### Direction:
Copy each line of the material below that includes the string "effect".

### Input material:
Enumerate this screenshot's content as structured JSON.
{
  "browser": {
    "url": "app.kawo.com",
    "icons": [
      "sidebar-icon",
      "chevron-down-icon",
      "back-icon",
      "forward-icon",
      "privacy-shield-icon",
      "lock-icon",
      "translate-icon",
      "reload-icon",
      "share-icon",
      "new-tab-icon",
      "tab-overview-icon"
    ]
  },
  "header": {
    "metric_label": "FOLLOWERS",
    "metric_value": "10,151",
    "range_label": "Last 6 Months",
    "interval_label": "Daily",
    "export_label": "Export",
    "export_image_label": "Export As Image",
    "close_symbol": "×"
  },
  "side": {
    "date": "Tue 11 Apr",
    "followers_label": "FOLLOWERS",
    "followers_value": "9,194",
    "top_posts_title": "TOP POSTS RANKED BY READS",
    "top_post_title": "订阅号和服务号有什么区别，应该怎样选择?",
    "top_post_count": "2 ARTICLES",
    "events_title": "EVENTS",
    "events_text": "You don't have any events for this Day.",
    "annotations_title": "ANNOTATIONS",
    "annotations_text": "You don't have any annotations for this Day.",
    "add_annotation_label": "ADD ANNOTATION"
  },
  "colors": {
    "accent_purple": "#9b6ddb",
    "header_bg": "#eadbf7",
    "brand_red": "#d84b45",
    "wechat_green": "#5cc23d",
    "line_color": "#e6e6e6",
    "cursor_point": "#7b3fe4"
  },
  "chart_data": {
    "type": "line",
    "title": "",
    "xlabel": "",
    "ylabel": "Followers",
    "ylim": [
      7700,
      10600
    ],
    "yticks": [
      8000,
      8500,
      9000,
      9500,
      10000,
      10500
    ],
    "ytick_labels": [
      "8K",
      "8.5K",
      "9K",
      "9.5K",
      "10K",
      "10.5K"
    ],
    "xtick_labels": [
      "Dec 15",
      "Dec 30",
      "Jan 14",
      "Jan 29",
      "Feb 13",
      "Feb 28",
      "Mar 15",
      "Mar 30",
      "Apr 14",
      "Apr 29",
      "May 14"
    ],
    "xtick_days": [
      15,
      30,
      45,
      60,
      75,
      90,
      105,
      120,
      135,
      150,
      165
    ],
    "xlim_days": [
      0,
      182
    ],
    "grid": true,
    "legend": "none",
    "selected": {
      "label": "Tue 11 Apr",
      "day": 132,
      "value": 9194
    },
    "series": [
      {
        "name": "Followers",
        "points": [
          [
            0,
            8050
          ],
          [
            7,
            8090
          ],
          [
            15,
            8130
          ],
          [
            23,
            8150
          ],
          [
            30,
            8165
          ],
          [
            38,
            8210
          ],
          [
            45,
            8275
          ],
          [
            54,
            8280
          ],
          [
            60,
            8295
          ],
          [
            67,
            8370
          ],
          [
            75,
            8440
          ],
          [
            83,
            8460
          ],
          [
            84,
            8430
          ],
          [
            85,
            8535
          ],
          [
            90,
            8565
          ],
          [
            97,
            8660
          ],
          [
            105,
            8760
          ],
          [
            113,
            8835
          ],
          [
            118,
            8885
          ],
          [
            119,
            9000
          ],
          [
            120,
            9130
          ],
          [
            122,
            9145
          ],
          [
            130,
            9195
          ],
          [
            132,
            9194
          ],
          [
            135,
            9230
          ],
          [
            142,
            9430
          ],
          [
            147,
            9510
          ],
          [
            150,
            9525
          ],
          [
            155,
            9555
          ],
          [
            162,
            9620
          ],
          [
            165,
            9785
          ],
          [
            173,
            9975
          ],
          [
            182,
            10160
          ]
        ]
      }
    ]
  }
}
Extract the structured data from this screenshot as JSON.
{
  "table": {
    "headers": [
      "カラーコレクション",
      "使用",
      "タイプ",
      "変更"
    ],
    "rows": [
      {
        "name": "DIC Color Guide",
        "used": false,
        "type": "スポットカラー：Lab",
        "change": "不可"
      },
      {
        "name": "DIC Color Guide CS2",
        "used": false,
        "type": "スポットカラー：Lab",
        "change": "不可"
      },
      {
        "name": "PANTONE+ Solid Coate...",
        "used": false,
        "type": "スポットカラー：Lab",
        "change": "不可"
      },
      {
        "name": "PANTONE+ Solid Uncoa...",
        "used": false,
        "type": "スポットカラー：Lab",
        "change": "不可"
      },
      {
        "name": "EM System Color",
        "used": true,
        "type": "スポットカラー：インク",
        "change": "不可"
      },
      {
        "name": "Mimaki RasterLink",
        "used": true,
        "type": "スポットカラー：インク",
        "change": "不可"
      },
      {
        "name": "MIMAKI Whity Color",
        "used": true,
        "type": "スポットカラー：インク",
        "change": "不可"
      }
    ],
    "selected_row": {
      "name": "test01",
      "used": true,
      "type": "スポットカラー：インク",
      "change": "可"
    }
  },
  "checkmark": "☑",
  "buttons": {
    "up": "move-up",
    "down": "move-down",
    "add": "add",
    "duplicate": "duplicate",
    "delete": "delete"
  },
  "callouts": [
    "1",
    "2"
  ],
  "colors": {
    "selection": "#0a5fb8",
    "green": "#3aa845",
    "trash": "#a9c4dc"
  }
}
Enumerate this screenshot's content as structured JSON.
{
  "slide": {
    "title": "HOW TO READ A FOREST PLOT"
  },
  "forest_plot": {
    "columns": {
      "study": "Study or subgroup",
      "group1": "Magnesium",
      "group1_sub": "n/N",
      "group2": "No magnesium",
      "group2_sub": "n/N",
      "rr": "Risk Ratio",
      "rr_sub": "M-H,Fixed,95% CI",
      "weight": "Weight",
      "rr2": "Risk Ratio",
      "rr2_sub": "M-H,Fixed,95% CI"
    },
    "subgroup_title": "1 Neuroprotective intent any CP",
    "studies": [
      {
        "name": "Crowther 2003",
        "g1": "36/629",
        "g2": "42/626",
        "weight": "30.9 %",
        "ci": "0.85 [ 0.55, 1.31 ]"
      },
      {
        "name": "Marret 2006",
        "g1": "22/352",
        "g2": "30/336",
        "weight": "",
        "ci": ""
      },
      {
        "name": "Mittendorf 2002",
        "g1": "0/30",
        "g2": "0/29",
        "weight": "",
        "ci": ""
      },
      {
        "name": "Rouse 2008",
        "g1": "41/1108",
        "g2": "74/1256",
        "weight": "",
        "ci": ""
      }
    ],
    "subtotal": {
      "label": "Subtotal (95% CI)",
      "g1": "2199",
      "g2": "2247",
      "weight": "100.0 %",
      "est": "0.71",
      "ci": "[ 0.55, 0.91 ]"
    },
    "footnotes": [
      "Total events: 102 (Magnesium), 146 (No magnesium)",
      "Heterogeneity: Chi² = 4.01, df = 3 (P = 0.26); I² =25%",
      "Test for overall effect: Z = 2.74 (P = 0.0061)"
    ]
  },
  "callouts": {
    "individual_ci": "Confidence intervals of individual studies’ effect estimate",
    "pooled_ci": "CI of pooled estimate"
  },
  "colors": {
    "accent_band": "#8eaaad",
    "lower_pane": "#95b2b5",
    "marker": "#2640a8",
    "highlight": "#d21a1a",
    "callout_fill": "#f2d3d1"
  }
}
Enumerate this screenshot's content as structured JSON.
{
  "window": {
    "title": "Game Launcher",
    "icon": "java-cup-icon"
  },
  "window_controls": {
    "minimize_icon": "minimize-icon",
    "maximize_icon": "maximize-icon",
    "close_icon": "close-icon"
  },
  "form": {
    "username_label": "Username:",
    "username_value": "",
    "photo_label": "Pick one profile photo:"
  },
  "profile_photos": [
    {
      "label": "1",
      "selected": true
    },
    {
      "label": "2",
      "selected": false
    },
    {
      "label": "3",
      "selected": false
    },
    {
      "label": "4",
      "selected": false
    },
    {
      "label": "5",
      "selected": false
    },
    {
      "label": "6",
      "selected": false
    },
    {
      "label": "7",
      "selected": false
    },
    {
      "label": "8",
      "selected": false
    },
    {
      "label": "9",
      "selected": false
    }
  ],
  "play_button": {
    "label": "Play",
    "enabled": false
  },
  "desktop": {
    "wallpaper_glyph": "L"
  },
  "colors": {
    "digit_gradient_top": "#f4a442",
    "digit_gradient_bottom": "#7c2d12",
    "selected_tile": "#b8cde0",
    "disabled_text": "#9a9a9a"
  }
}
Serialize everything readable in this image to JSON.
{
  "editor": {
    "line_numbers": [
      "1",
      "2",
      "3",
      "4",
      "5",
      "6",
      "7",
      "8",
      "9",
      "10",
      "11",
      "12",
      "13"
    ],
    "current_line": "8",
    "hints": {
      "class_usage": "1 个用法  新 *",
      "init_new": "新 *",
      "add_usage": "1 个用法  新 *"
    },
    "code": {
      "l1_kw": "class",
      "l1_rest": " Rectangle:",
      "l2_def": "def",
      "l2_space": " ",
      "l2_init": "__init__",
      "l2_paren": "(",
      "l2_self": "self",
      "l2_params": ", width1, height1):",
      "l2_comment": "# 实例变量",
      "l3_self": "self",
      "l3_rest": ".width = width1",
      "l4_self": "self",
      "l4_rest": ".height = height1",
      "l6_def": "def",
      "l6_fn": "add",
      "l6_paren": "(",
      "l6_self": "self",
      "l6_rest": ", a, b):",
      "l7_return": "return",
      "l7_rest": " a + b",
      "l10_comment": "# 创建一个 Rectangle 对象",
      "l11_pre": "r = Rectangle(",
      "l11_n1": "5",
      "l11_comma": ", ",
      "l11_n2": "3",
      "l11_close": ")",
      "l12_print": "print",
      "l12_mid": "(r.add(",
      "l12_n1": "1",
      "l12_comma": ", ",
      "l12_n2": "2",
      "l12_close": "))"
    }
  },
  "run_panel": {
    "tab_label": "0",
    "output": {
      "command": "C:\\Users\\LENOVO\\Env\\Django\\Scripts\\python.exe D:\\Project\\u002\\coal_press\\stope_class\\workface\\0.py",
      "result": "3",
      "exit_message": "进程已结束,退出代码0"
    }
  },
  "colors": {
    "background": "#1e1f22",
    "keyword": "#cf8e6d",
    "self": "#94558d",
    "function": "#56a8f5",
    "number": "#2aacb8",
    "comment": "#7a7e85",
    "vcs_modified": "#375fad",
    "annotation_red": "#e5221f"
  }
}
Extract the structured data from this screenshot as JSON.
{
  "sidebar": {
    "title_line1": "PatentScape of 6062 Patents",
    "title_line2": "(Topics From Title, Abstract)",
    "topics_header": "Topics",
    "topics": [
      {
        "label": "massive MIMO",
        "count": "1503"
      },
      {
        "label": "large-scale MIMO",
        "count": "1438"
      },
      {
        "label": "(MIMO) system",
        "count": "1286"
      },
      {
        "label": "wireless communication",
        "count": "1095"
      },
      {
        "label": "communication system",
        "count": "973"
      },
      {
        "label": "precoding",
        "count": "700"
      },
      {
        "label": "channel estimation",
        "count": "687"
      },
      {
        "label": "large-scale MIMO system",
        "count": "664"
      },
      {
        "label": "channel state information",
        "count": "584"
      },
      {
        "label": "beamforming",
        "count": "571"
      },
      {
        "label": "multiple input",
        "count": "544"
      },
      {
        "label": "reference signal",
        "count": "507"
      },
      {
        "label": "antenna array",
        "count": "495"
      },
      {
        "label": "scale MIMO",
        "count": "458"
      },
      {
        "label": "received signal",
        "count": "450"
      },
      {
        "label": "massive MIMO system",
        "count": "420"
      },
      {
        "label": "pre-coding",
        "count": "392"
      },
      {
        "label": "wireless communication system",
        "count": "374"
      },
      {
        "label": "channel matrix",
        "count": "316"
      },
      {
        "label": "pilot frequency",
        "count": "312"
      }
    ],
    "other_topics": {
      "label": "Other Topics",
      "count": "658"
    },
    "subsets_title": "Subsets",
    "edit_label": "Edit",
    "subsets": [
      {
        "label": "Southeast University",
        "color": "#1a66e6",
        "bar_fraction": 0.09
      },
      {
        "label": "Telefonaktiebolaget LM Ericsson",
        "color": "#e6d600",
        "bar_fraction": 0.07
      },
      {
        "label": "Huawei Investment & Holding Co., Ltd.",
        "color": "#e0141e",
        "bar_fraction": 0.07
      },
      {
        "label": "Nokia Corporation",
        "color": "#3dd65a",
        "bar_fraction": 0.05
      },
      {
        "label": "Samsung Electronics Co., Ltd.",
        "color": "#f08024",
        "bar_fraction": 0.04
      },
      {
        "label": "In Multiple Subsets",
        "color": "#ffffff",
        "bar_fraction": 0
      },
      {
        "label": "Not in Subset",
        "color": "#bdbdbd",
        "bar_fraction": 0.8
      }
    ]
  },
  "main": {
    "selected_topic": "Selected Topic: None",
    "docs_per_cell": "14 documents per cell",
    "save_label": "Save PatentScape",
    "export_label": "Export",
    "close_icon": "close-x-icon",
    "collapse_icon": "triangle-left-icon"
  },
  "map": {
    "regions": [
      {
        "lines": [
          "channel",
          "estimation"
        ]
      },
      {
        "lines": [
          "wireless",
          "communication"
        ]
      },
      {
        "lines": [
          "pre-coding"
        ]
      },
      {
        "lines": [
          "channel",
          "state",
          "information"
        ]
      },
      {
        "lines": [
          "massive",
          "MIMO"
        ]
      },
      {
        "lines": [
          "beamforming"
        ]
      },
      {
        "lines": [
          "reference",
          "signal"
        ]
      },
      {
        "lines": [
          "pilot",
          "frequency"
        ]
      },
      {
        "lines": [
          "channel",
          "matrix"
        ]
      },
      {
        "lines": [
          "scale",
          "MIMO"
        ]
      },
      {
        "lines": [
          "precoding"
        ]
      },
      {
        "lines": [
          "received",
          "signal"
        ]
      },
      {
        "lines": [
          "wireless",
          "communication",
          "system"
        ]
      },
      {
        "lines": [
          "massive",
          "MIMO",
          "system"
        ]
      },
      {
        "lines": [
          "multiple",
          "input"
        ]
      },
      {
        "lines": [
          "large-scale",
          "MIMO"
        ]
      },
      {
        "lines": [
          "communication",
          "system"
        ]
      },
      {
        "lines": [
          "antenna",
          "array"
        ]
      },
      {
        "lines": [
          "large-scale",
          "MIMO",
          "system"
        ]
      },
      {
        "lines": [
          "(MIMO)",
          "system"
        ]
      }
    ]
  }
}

### Solution to this exercise:
      "Test for overall effect: Z = 2.74 (P = 0.0061)"
    "individual_ci": "Confidence intervals of individual studies’ effect estimate",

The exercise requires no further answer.